→ EXTRACTED RECORDS:

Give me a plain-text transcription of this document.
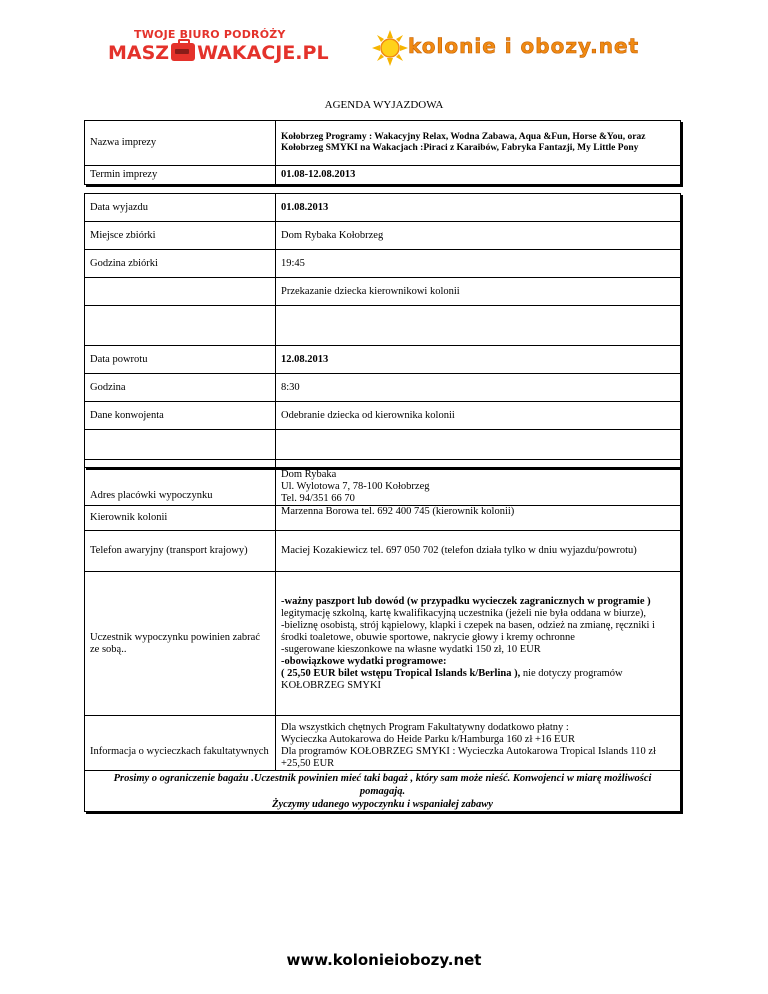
TWOJE BIURO PODRÓŻY
MASZ WAKACJE.PL	kolonie i obozy.net
AGENDA WYJAZDOWA
Nazwa imprezy	Kołobrzeg Programy : Wakacyjny Relax, Wodna Zabawa, Aqua &Fun, Horse &You, oraz Kołobrzeg SMYKI na Wakacjach :Piraci z Karaibów, Fabryka Fantazji, My Little Pony
Termin imprezy	01.08-12.08.2013
Data wyjazdu	01.08.2013
Miejsce zbiórki	Dom Rybaka Kołobrzeg
Godzina zbiórki	19:45
	Przekazanie dziecka kierownikowi kolonii

Data powrotu	12.08.2013
Godzina	8:30
Dane konwojenta	Odebranie dziecka od kierownika kolonii

Adres placówki wypoczynku	Dom Rybaka
Ul. Wylotowa 7, 78-100 Kołobrzeg
Tel. 94/351 66 70

Kierownik kolonii	Marzenna Borowa tel. 692 400 745 (kierownik kolonii)
Telefon awaryjny (transport krajowy)	Maciej Kozakiewicz tel. 697 050 702 (telefon działa tylko w dniu wyjazdu/powrotu)
Uczestnik wypoczynku powinien zabrać ze sobą..	-ważny paszport lub dowód (w przypadku wycieczek zagranicznych w programie ) legitymację szkolną, kartę kwalifikacyjną uczestnika (jeżeli nie była oddana w biurze),
-bieliznę osobistą, strój kąpielowy, klapki i czepek na basen, odzież na zmianę, ręczniki i środki toaletowe, obuwie sportowe, nakrycie głowy i kremy ochronne
-sugerowane kieszonkowe na własne wydatki 150 zł, 10 EUR
-obowiązkowe wydatki programowe:
( 25,50 EUR bilet wstępu Tropical Islands k/Berlina ), nie dotyczy programów KOŁOBRZEG SMYKI
Informacja o wycieczkach fakultatywnych	Dla wszystkich chętnych Program Fakultatywny dodatkowo płatny :
Wycieczka Autokarowa do Heide Parku k/Hamburga 160 zł +16 EUR
Dla programów KOŁOBRZEG SMYKI : Wycieczka Autokarowa Tropical Islands 110 zł +25,50 EUR

Prosimy o ograniczenie bagażu .Uczestnik powinien mieć taki bagaż , który sam może nieść. Konwojenci w miarę możliwości pomagają.
Życzymy udanego wypoczynku i wspaniałej zabawy	
www.kolonieiobozy.net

→ EXERCISE GOAL: Reproduce each line exactly, please, except for any pictures.

→ IN RESPONSE:
Give me a plain-text transcription of this document.
TWOJE BIURO PODRÓŻY
MASZ WAKACJE.PL	kolonie i obozy.net
AGENDA WYJAZDOWA
Nazwa imprezy	Kołobrzeg Programy : Wakacyjny Relax, Wodna Zabawa, Aqua &Fun, Horse &You, oraz Kołobrzeg SMYKI na Wakacjach :Piraci z Karaibów, Fabryka Fantazji, My Little Pony
Termin imprezy	01.08-12.08.2013
Data wyjazdu	01.08.2013
Miejsce zbiórki	Dom Rybaka Kołobrzeg
Godzina zbiórki	19:45
	Przekazanie dziecka kierownikowi kolonii

Data powrotu	12.08.2013
Godzina	8:30
Dane konwojenta	Odebranie dziecka od kierownika kolonii

Adres placówki wypoczynku	Dom Rybaka
Ul. Wylotowa 7, 78-100 Kołobrzeg
Tel. 94/351 66 70

Kierownik kolonii	Marzenna Borowa tel. 692 400 745 (kierownik kolonii)
Telefon awaryjny (transport krajowy)	Maciej Kozakiewicz tel. 697 050 702 (telefon działa tylko w dniu wyjazdu/powrotu)
Uczestnik wypoczynku powinien zabrać ze sobą..	-ważny paszport lub dowód (w przypadku wycieczek zagranicznych w programie ) legitymację szkolną, kartę kwalifikacyjną uczestnika (jeżeli nie była oddana w biurze),
-bieliznę osobistą, strój kąpielowy, klapki i czepek na basen, odzież na zmianę, ręczniki i środki toaletowe, obuwie sportowe, nakrycie głowy i kremy ochronne
-sugerowane kieszonkowe na własne wydatki 150 zł, 10 EUR
-obowiązkowe wydatki programowe:
( 25,50 EUR bilet wstępu Tropical Islands k/Berlina ), nie dotyczy programów KOŁOBRZEG SMYKI
Informacja o wycieczkach fakultatywnych	Dla wszystkich chętnych Program Fakultatywny dodatkowo płatny :
Wycieczka Autokarowa do Heide Parku k/Hamburga 160 zł +16 EUR
Dla programów KOŁOBRZEG SMYKI : Wycieczka Autokarowa Tropical Islands 110 zł +25,50 EUR

Prosimy o ograniczenie bagażu .Uczestnik powinien mieć taki bagaż , który sam może nieść. Konwojenci w miarę możliwości pomagają.
Życzymy udanego wypoczynku i wspaniałej zabawy	
www.kolonieiobozy.net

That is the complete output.